◆ **TASK DIRECTIONS**
Copy out exactly the lines from the one containing "Give me a plain-text" through the end of the records, and no pictures.

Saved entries
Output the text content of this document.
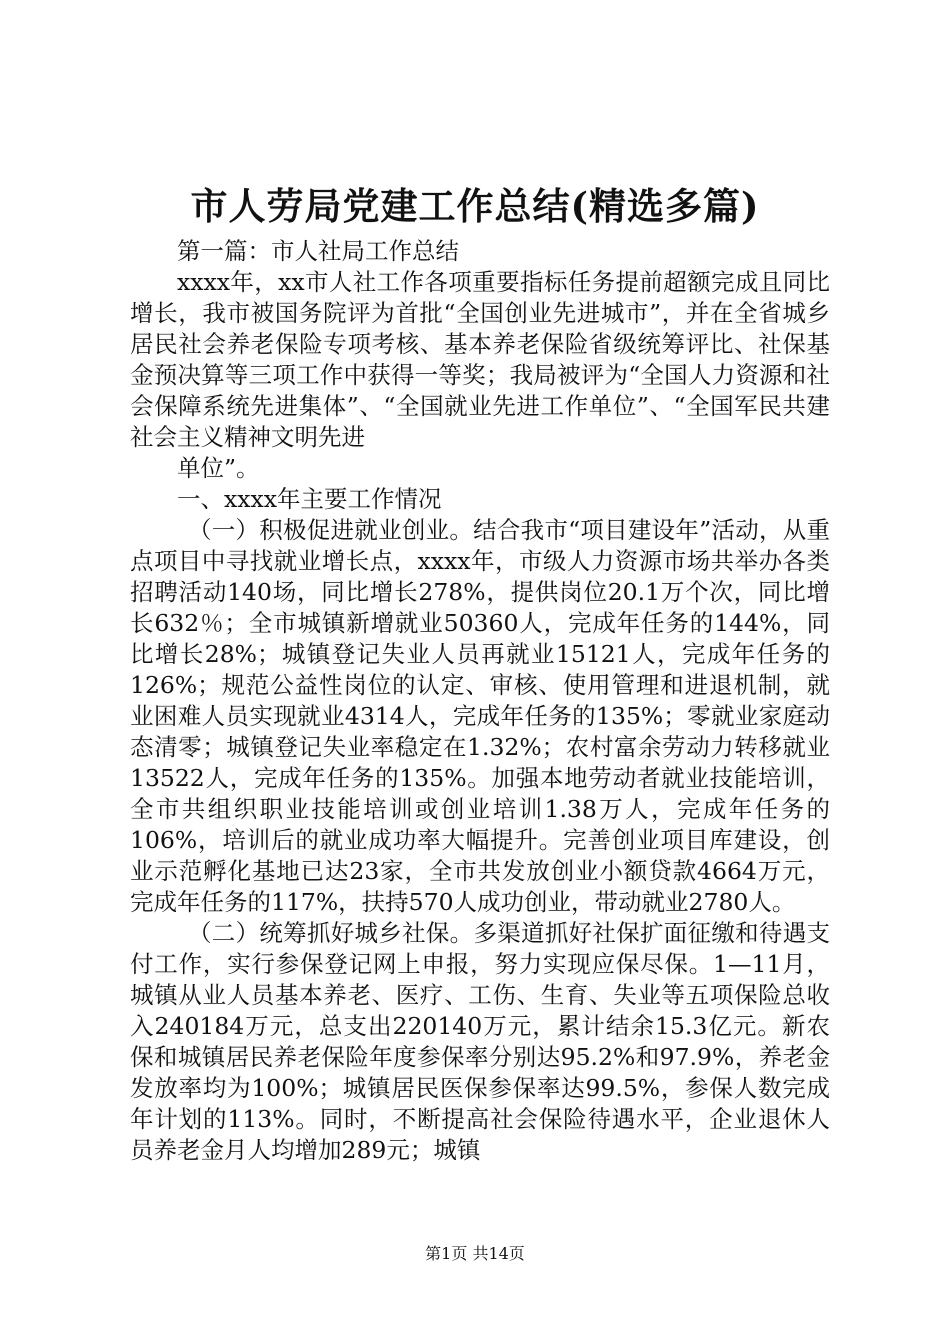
市人劳局党建工作总结(精选多篇)

第一篇：市人社局工作总结

xxxx年，xx市人社工作各项重要指标任务提前超额完成且同比增长，我市被国务院评为首批“全国创业先进城市”，并在全省城乡居民社会养老保险专项考核、基本养老保险省级统筹评比、社保基金预决算等三项工作中获得一等奖；我局被评为“全国人力资源和社会保障系统先进集体”、“全国就业先进工作单位”、“全国军民共建社会主义精神文明先进

单位”。

一、xxxx年主要工作情况

（一）积极促进就业创业。结合我市“项目建设年”活动，从重点项目中寻找就业增长点，xxxx年，市级人力资源市场共举办各类招聘活动140场，同比增长278%，提供岗位20.1万个次，同比增长632％；全市城镇新增就业50360人，完成年任务的144%，同比增长28%；城镇登记失业人员再就业15121人，完成年任务的126%；规范公益性岗位的认定、审核、使用管理和进退机制，就业困难人员实现就业4314人，完成年任务的135%；零就业家庭动态清零；城镇登记失业率稳定在1.32%；农村富余劳动力转移就业13522人，完成年任务的135%。加强本地劳动者就业技能培训，全市共组织职业技能培训或创业培训1.38万人，完成年任务的106%，培训后的就业成功率大幅提升。完善创业项目库建设，创业示范孵化基地已达23家，全市共发放创业小额贷款4664万元，完成年任务的117%，扶持570人成功创业，带动就业2780人。

（二）统筹抓好城乡社保。多渠道抓好社保扩面征缴和待遇支付工作，实行参保登记网上申报，努力实现应保尽保。1—11月，城镇从业人员基本养老、医疗、工伤、生育、失业等五项保险总收入240184万元，总支出220140万元，累计结余15.3亿元。新农保和城镇居民养老保险年度参保率分别达95.2%和97.9%，养老金发放率均为100%；城镇居民医保参保率达99.5%，参保人数完成年计划的113%。同时，不断提高社会保险待遇水平，企业退休人员养老金月人均增加289元；城镇

第1页 共14页
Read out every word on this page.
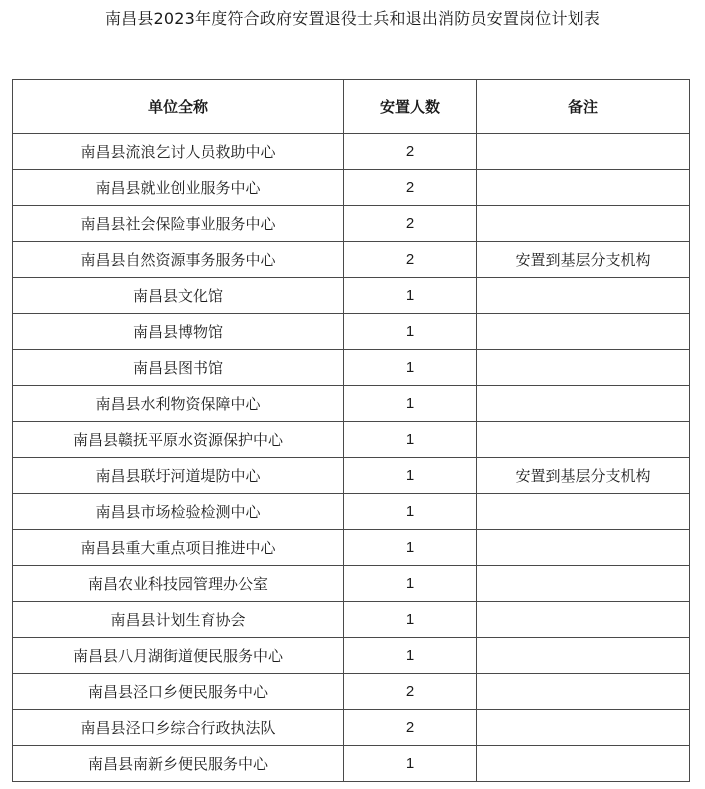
南昌县2023年度符合政府安置退役士兵和退出消防员安置岗位计划表
单位全称	安置人数	备注
南昌县流浪乞讨人员救助中心	2	
南昌县就业创业服务中心	2	
南昌县社会保险事业服务中心	2	
南昌县自然资源事务服务中心	2	安置到基层分支机构
南昌县文化馆	1	
南昌县博物馆	1	
南昌县图书馆	1	
南昌县水利物资保障中心	1	
南昌县赣抚平原水资源保护中心	1	
南昌县联圩河道堤防中心	1	安置到基层分支机构
南昌县市场检验检测中心	1	
南昌县重大重点项目推进中心	1	
南昌农业科技园管理办公室	1	
南昌县计划生育协会	1	
南昌县八月湖街道便民服务中心	1	
南昌县泾口乡便民服务中心	2	
南昌县泾口乡综合行政执法队	2	
南昌县南新乡便民服务中心	1	
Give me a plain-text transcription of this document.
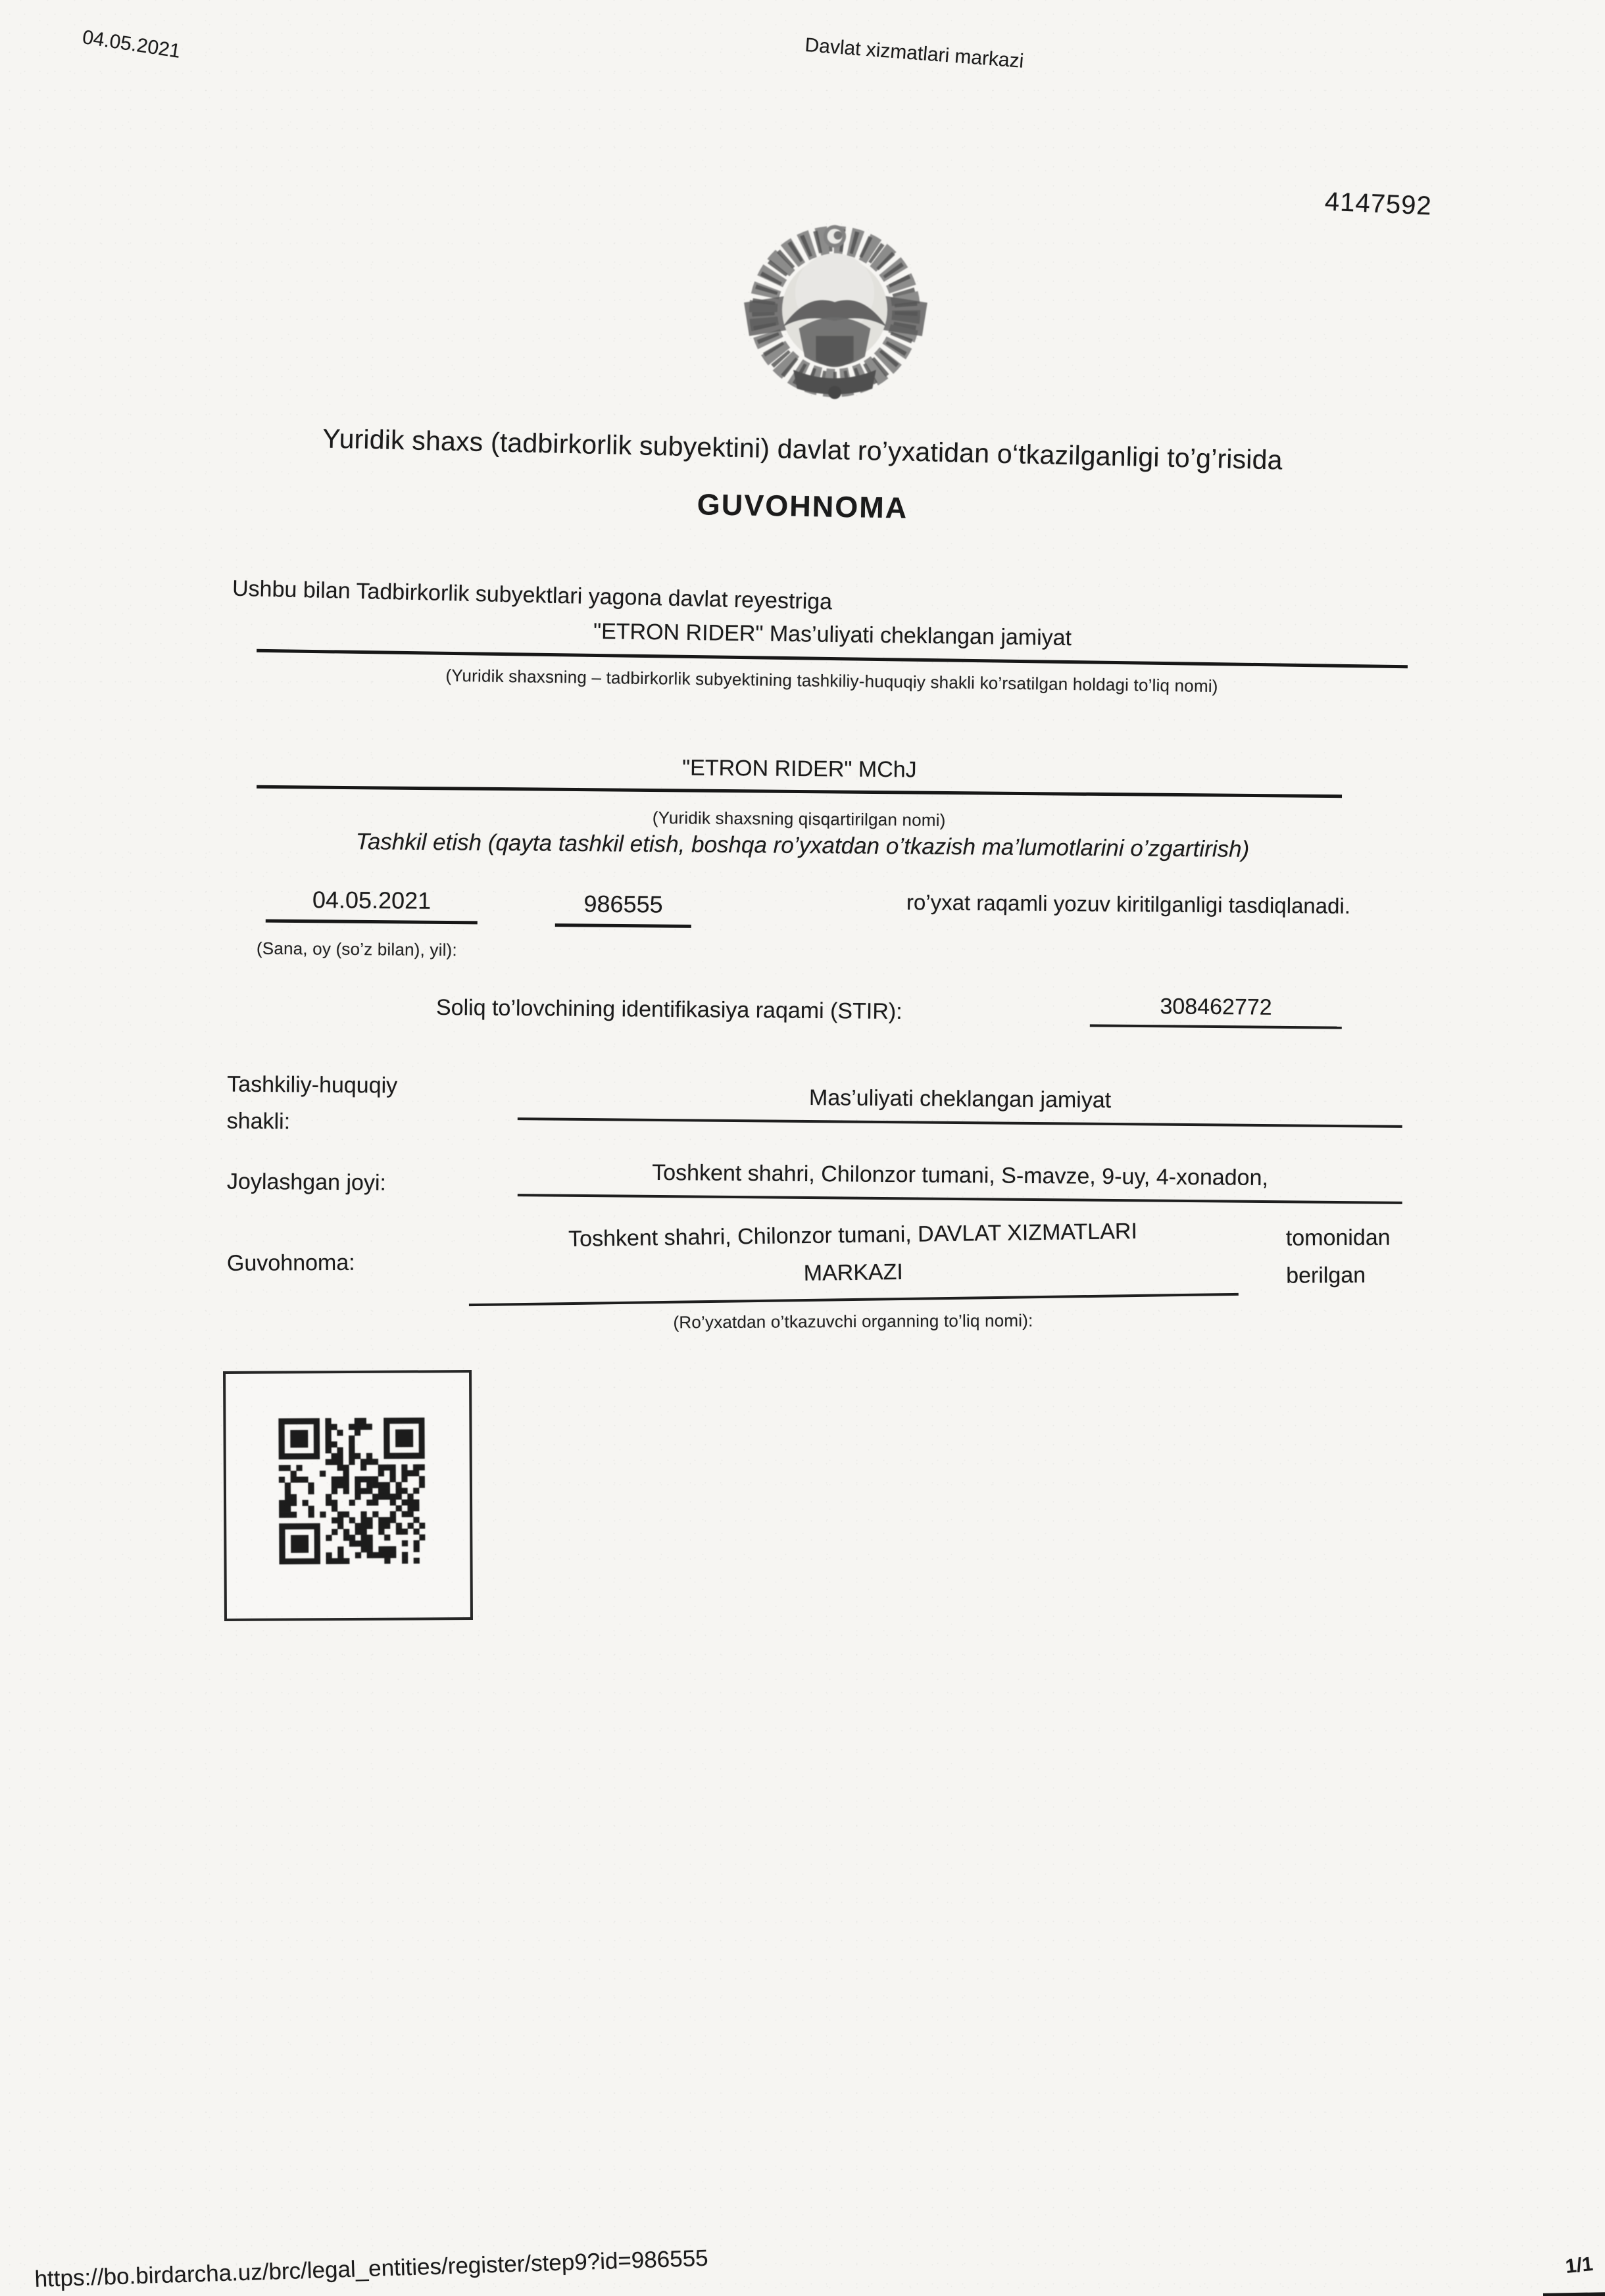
04.05.2021	Davlat xizmatlari markazi
4147592
Yuridik shaxs (tadbirkorlik subyektini) davlat ro’yxatidan o‘tkazilganligi to’g’risida
GUVOHNOMA
Ushbu bilan Tadbirkorlik subyektlari yagona davlat reyestriga
"ETRON RIDER" Mas’uliyati cheklangan jamiyat
(Yuridik shaxsning – tadbirkorlik subyektining tashkiliy-huquqiy shakli ko’rsatilgan holdagi to’liq nomi)
"ETRON RIDER" MChJ
(Yuridik shaxsning qisqartirilgan nomi)
Tashkil etish (qayta tashkil etish, boshqa ro’yxatdan o’tkazish ma’lumotlarini o’zgartirish)
04.05.2021	986555	ro’yxat raqamli yozuv kiritilganligi tasdiqlanadi.
(Sana, oy (so’z bilan), yil):
Soliq to’lovchining identifikasiya raqami (STIR):	308462772
Tashkiliy-huquqiy shakli:
Mas’uliyati cheklangan jamiyat
Joylashgan joyi:	Toshkent shahri, Chilonzor tumani, S-mavze, 9-uy, 4-xonadon,
Guvohnoma:
Toshkent shahri, Chilonzor tumani, DAVLAT XIZMATLARI MARKAZI
tomonidan berilgan
(Ro’yxatdan o’tkazuvchi organning to’liq nomi):
https://bo.birdarcha.uz/brc/legal_entities/register/step9?id=986555	1/1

◆ **EXPECTED ANSWER**
Give me a plain-text transcription of this document.
04.05.2021	Davlat xizmatlari markazi
4147592
Yuridik shaxs (tadbirkorlik subyektini) davlat ro’yxatidan o‘tkazilganligi to’g’risida
GUVOHNOMA
Ushbu bilan Tadbirkorlik subyektlari yagona davlat reyestriga
"ETRON RIDER" Mas’uliyati cheklangan jamiyat
(Yuridik shaxsning – tadbirkorlik subyektining tashkiliy-huquqiy shakli ko’rsatilgan holdagi to’liq nomi)
"ETRON RIDER" MChJ
(Yuridik shaxsning qisqartirilgan nomi)
Tashkil etish (qayta tashkil etish, boshqa ro’yxatdan o’tkazish ma’lumotlarini o’zgartirish)
04.05.2021	986555	ro’yxat raqamli yozuv kiritilganligi tasdiqlanadi.
(Sana, oy (so’z bilan), yil):
Soliq to’lovchining identifikasiya raqami (STIR):	308462772
Tashkiliy-huquqiy shakli:
Mas’uliyati cheklangan jamiyat
Joylashgan joyi:	Toshkent shahri, Chilonzor tumani, S-mavze, 9-uy, 4-xonadon,
Guvohnoma:
Toshkent shahri, Chilonzor tumani, DAVLAT XIZMATLARI MARKAZI
tomonidan berilgan
(Ro’yxatdan o’tkazuvchi organning to’liq nomi):
https://bo.birdarcha.uz/brc/legal_entities/register/step9?id=986555	1/1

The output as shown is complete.